# WHAT THE EXERCISE ASKS:
Here are some records; copy every line that holds the word "整章建制".

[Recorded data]
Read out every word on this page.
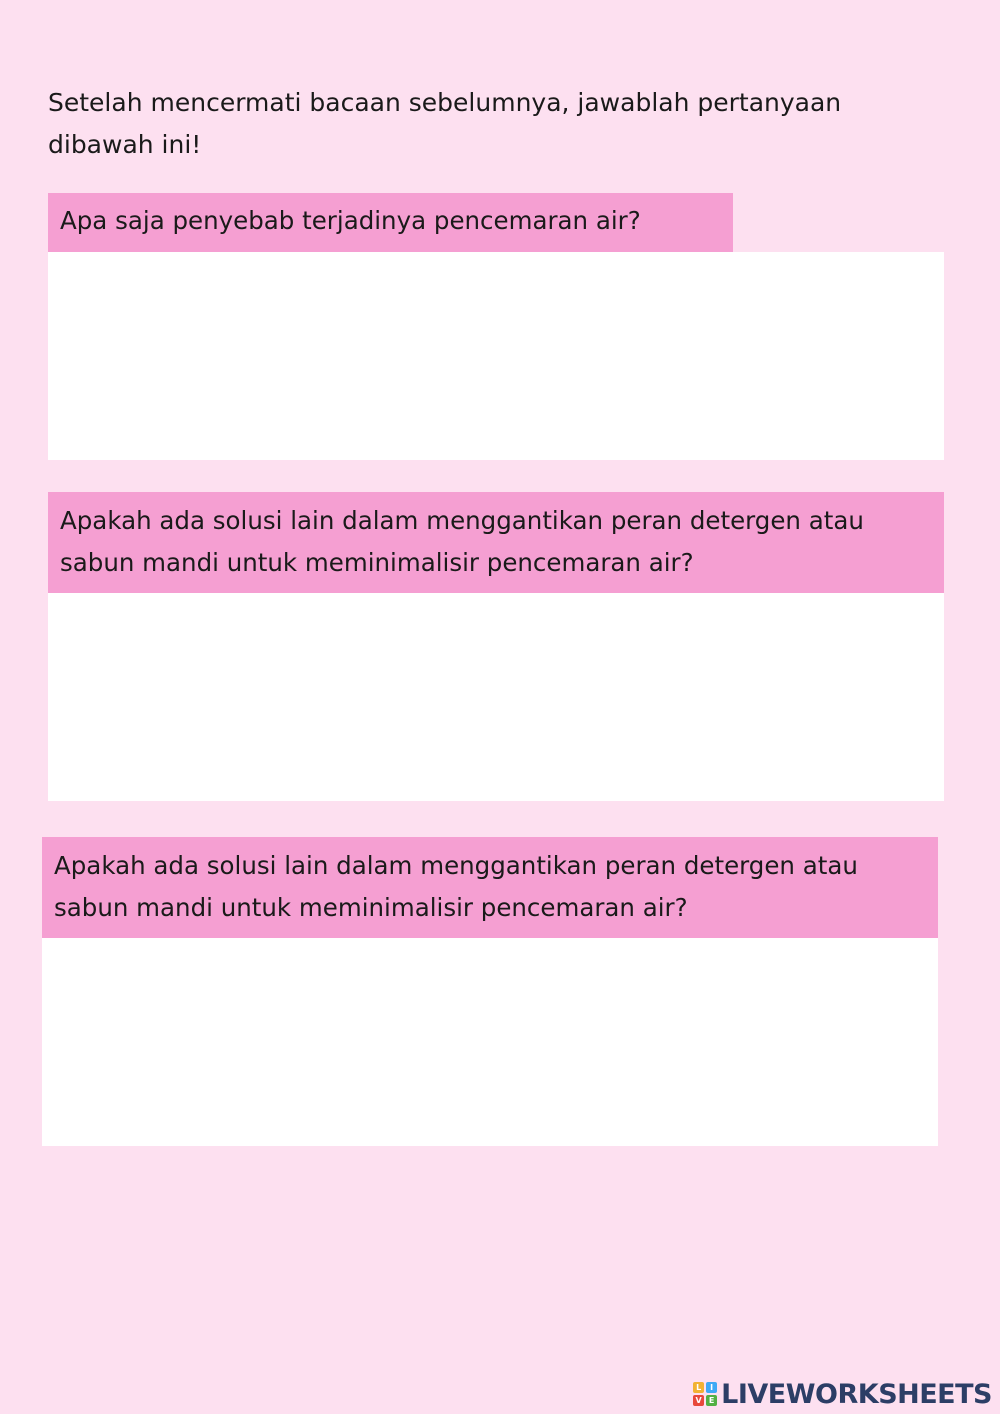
Setelah mencermati bacaan sebelumnya, jawablah pertanyaan dibawah ini!

Apa saja penyebab terjadinya pencemaran air?
Apakah ada solusi lain dalam menggantikan peran detergen atau sabun mandi untuk meminimalisir pencemaran air?
Apakah ada solusi lain dalam menggantikan peran detergen atau sabun mandi untuk meminimalisir pencemaran air?
L	I
V E LIVEWORKSHEETS
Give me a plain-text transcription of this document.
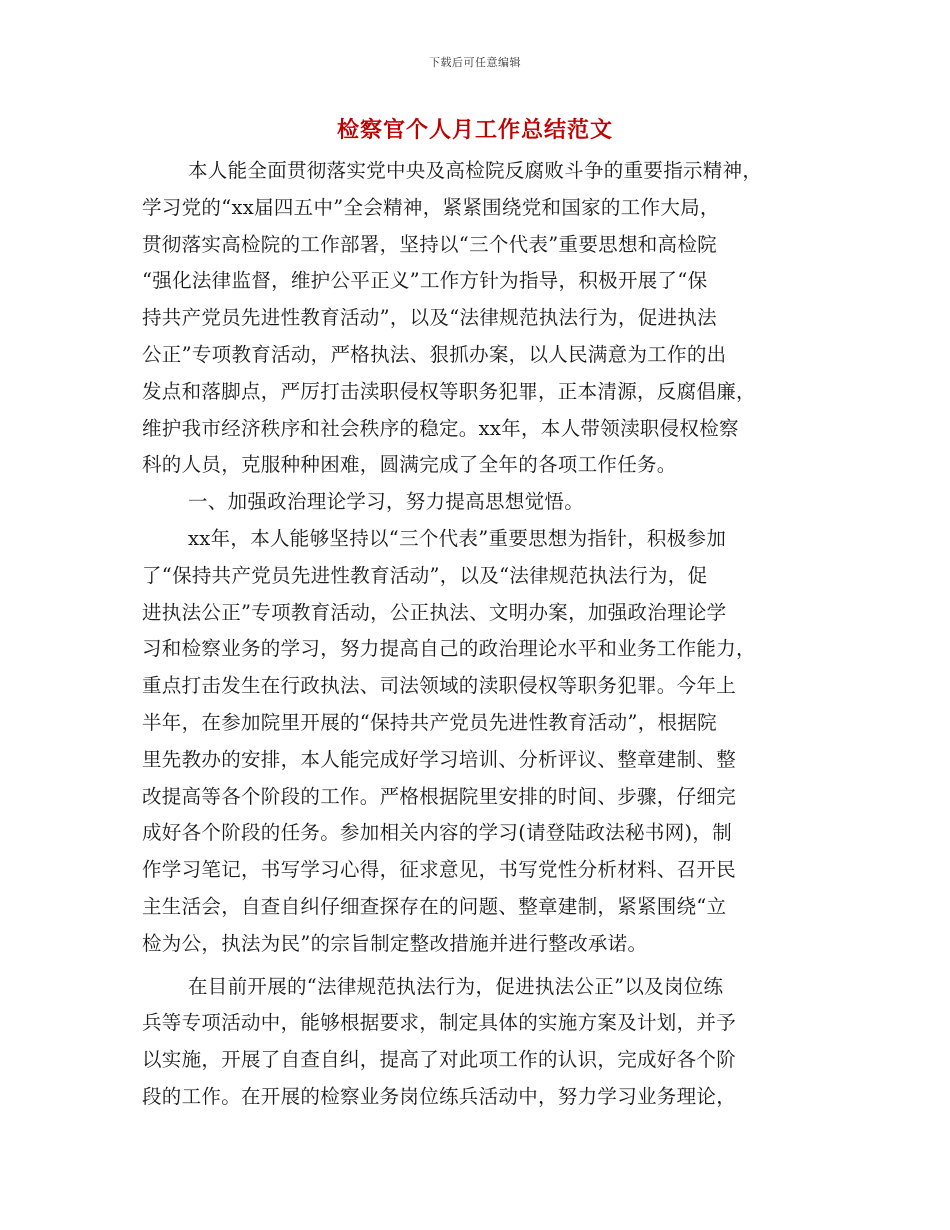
下载后可任意编辑
检察官个人月工作总结范文
本人能全面贯彻落实党中央及高检院反腐败斗争的重要指示精神，
学习党的“xx届四五中”全会精神，紧紧围绕党和国家的工作大局，
贯彻落实高检院的工作部署，坚持以“三个代表”重要思想和高检院
“强化法律监督，维护公平正义”工作方针为指导，积极开展了“保
持共产党员先进性教育活动”，以及“法律规范执法行为，促进执法
公正”专项教育活动，严格执法、狠抓办案，以人民满意为工作的出
发点和落脚点，严厉打击渎职侵权等职务犯罪，正本清源，反腐倡廉，
维护我市经济秩序和社会秩序的稳定。xx年，本人带领渎职侵权检察
科的人员，克服种种困难，圆满完成了全年的各项工作任务。
一、加强政治理论学习，努力提高思想觉悟。
xx年，本人能够坚持以“三个代表”重要思想为指针，积极参加
了“保持共产党员先进性教育活动”，以及“法律规范执法行为，促
进执法公正”专项教育活动，公正执法、文明办案，加强政治理论学
习和检察业务的学习，努力提高自己的政治理论水平和业务工作能力，
重点打击发生在行政执法、司法领域的渎职侵权等职务犯罪。今年上
半年，在参加院里开展的“保持共产党员先进性教育活动”，根据院
里先教办的安排，本人能完成好学习培训、分析评议、整章建制、整
改提高等各个阶段的工作。严格根据院里安排的时间、步骤，仔细完
成好各个阶段的任务。参加相关内容的学习(请登陆政法秘书网)，制
作学习笔记，书写学习心得，征求意见，书写党性分析材料、召开民
主生活会，自查自纠仔细查探存在的问题、整章建制，紧紧围绕“立
检为公，执法为民”的宗旨制定整改措施并进行整改承诺。
在目前开展的“法律规范执法行为，促进执法公正”以及岗位练
兵等专项活动中，能够根据要求，制定具体的实施方案及计划，并予
以实施，开展了自查自纠，提高了对此项工作的认识，完成好各个阶
段的工作。在开展的检察业务岗位练兵活动中，努力学习业务理论，
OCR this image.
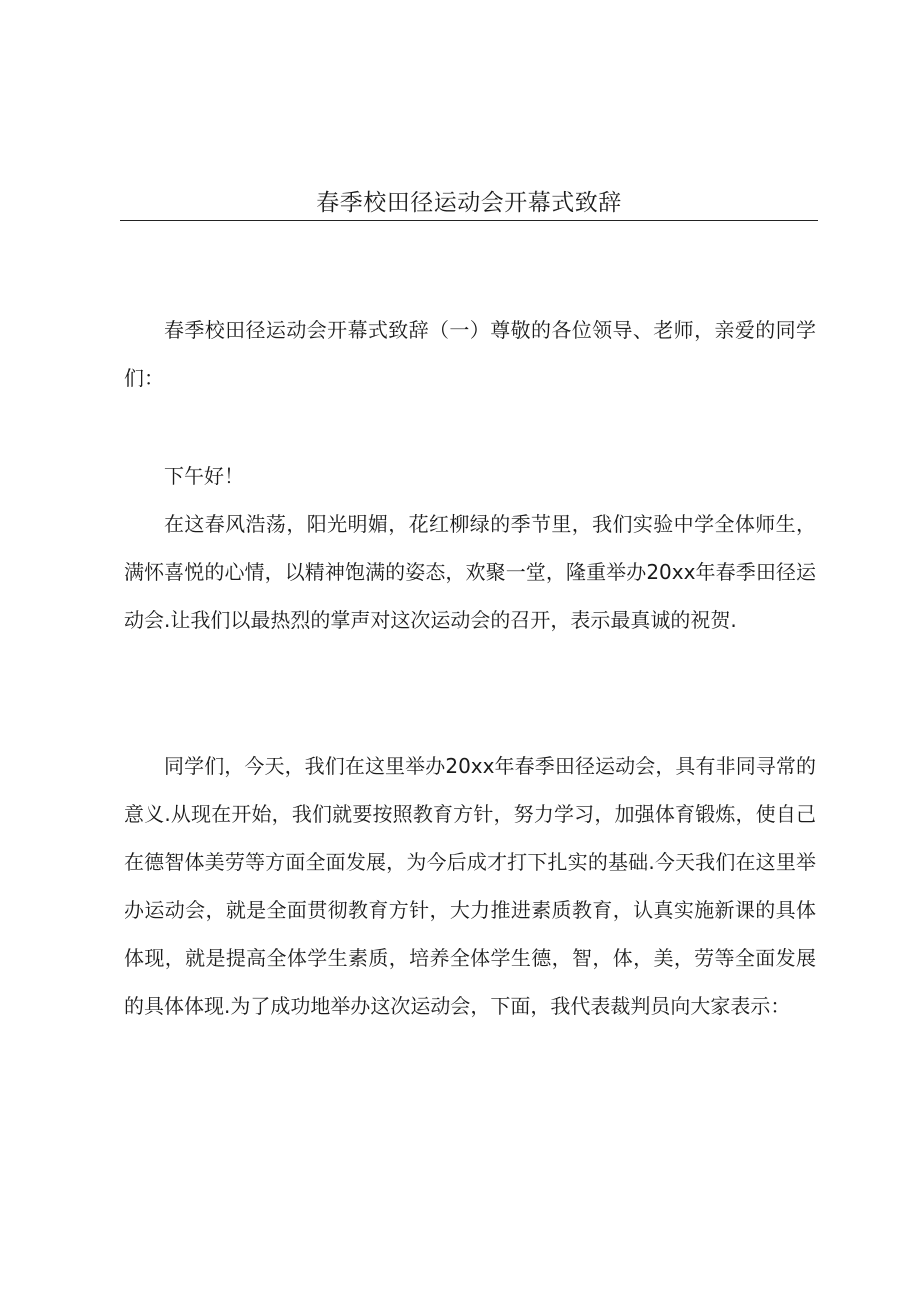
春季校田径运动会开幕式致辞

春季校田径运动会开幕式致辞（一）尊敬的各位领导、老师，亲爱的同学们：

下午好！

在这春风浩荡，阳光明媚，花红柳绿的季节里，我们实验中学全体师生，满怀喜悦的心情，以精神饱满的姿态，欢聚一堂，隆重举办20xx年春季田径运动会.让我们以最热烈的掌声对这次运动会的召开，表示最真诚的祝贺.

同学们，今天，我们在这里举办20xx年春季田径运动会，具有非同寻常的意义.从现在开始，我们就要按照教育方针，努力学习，加强体育锻炼，使自己在德智体美劳等方面全面发展，为今后成才打下扎实的基础.今天我们在这里举办运动会，就是全面贯彻教育方针，大力推进素质教育，认真实施新课的具体体现，就是提高全体学生素质，培养全体学生德，智，体，美，劳等全面发展的具体体现.为了成功地举办这次运动会，下面，我代表裁判员向大家表示：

# SOLUTION TO THIS EXERCISE:
里先教办的安排，本人能完成好学习培训、分析评议、整章建制、整
主生活会，自查自纠仔细查探存在的问题、整章建制，紧紧围绕“立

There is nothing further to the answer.